Give back the line where "Read this page and output its text content." appears and all the lines after it until the listing ends, unchanged and with nothing else.

═════ Dataset records ═════

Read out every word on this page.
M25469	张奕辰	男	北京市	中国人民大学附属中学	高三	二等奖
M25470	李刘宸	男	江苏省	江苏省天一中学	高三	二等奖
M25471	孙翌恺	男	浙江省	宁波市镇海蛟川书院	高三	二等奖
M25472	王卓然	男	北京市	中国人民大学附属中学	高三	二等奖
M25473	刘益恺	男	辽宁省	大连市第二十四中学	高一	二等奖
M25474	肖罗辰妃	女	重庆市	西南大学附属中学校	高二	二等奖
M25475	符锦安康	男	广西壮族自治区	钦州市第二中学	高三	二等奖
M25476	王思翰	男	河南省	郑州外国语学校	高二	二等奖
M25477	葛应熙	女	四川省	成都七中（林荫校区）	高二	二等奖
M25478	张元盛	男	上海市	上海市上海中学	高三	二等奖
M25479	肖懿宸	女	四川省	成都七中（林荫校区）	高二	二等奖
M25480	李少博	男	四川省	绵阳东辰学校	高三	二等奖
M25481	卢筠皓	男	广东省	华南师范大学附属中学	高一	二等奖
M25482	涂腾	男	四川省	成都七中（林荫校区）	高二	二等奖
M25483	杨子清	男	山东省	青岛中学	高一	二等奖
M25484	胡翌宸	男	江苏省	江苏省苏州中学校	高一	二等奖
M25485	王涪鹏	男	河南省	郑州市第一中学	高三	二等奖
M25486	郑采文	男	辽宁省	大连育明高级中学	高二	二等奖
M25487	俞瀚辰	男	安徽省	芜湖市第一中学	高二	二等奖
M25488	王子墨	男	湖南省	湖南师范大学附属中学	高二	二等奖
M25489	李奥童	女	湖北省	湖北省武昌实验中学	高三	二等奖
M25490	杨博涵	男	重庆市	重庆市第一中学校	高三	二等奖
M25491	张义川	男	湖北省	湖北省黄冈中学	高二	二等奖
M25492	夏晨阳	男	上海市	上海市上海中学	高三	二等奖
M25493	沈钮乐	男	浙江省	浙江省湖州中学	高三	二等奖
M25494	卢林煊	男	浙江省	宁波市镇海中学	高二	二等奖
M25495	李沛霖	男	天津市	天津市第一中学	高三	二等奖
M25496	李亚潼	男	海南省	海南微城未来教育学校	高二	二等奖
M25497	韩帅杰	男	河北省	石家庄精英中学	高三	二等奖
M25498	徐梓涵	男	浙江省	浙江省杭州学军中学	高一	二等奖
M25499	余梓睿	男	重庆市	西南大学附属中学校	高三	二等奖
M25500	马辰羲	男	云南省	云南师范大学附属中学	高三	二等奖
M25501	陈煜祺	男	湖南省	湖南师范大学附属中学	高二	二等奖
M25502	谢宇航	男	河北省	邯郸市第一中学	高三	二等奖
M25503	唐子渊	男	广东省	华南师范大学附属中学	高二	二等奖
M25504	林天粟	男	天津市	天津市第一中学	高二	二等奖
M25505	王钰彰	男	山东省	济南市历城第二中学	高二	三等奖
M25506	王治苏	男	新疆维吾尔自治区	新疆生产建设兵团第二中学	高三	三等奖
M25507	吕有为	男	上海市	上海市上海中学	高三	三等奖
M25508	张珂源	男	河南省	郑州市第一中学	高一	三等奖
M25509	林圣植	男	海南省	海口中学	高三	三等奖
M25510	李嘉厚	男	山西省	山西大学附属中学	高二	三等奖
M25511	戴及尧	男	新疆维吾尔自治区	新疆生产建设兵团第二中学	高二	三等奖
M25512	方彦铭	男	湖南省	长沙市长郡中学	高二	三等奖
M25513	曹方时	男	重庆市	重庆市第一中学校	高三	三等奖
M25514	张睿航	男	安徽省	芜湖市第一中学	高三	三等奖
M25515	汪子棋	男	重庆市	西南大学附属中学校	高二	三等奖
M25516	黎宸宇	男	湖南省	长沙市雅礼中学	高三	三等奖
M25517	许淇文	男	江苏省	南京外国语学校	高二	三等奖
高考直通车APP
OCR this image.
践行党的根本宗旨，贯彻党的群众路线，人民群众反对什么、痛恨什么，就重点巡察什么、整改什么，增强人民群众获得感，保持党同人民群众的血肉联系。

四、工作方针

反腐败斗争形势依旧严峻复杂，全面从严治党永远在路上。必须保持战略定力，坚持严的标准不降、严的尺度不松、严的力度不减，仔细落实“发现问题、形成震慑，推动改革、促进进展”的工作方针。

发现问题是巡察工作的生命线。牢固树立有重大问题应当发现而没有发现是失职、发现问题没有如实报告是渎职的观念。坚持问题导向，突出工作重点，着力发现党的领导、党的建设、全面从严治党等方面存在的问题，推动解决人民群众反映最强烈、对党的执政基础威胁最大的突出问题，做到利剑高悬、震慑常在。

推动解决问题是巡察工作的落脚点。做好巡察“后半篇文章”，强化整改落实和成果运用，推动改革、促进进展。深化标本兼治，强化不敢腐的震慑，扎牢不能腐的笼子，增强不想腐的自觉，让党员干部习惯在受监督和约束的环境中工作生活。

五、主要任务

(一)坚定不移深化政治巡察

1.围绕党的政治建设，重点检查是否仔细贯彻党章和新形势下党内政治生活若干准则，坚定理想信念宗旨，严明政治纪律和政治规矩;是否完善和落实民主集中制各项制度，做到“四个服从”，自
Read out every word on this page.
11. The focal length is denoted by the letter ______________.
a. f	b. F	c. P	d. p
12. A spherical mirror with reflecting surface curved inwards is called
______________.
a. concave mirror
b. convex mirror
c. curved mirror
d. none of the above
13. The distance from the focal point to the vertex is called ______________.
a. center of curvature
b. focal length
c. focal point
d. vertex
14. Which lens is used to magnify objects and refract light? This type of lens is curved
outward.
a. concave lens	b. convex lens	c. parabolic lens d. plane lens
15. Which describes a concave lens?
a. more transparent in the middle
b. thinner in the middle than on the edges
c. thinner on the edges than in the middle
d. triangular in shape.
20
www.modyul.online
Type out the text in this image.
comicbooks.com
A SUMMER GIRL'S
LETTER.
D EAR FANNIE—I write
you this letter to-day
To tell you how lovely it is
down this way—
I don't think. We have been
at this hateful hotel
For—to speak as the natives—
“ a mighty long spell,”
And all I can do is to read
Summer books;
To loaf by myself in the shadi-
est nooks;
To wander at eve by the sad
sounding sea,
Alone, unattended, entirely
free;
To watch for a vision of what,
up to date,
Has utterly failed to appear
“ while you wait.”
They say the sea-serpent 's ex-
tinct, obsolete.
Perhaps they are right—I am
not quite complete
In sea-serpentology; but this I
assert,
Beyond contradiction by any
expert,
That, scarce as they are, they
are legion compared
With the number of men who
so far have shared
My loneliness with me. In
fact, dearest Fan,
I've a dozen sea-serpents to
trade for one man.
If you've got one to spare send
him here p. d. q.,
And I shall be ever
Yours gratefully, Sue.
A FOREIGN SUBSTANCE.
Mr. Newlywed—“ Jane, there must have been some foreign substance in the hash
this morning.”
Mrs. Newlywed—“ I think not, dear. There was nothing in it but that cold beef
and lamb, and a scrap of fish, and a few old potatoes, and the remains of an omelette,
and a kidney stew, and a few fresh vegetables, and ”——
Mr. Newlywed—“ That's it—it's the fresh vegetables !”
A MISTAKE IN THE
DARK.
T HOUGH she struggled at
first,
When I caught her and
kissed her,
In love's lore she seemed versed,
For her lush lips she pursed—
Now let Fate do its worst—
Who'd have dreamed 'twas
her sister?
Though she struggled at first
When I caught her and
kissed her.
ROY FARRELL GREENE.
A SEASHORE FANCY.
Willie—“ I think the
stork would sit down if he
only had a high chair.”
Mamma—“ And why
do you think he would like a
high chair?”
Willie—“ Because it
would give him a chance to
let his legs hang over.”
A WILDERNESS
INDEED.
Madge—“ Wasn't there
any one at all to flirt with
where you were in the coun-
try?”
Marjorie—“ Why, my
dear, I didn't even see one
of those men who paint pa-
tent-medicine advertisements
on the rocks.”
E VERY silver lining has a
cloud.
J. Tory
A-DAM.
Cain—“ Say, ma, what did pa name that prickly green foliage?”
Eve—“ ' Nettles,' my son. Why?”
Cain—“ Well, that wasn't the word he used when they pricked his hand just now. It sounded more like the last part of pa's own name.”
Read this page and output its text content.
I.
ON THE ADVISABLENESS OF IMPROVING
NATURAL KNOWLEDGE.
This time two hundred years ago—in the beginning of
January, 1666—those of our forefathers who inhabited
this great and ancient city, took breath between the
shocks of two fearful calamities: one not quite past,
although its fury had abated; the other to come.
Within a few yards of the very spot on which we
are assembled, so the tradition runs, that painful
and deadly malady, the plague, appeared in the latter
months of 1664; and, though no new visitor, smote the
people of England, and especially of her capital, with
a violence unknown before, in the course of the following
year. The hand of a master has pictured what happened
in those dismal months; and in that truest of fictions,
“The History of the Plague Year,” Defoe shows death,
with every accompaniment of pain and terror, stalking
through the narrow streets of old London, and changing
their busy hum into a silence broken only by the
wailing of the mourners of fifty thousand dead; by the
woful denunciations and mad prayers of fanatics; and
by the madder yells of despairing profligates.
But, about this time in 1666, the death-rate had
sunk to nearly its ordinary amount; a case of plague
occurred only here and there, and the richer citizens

═════

*Full output*:
Read this page and output its text content.
I.
ON THE ADVISABLENESS OF IMPROVING
NATURAL KNOWLEDGE.
This time two hundred years ago—in the beginning of
January, 1666—those of our forefathers who inhabited
this great and ancient city, took breath between the
shocks of two fearful calamities: one not quite past,
although its fury had abated; the other to come.
Within a few yards of the very spot on which we
are assembled, so the tradition runs, that painful
and deadly malady, the plague, appeared in the latter
months of 1664; and, though no new visitor, smote the
people of England, and especially of her capital, with
a violence unknown before, in the course of the following
year. The hand of a master has pictured what happened
in those dismal months; and in that truest of fictions,
“The History of the Plague Year,” Defoe shows death,
with every accompaniment of pain and terror, stalking
through the narrow streets of old London, and changing
their busy hum into a silence broken only by the
wailing of the mourners of fifty thousand dead; by the
woful denunciations and mad prayers of fanatics; and
by the madder yells of despairing profligates.
But, about this time in 1666, the death-rate had
sunk to nearly its ordinary amount; a case of plague
occurred only here and there, and the richer citizens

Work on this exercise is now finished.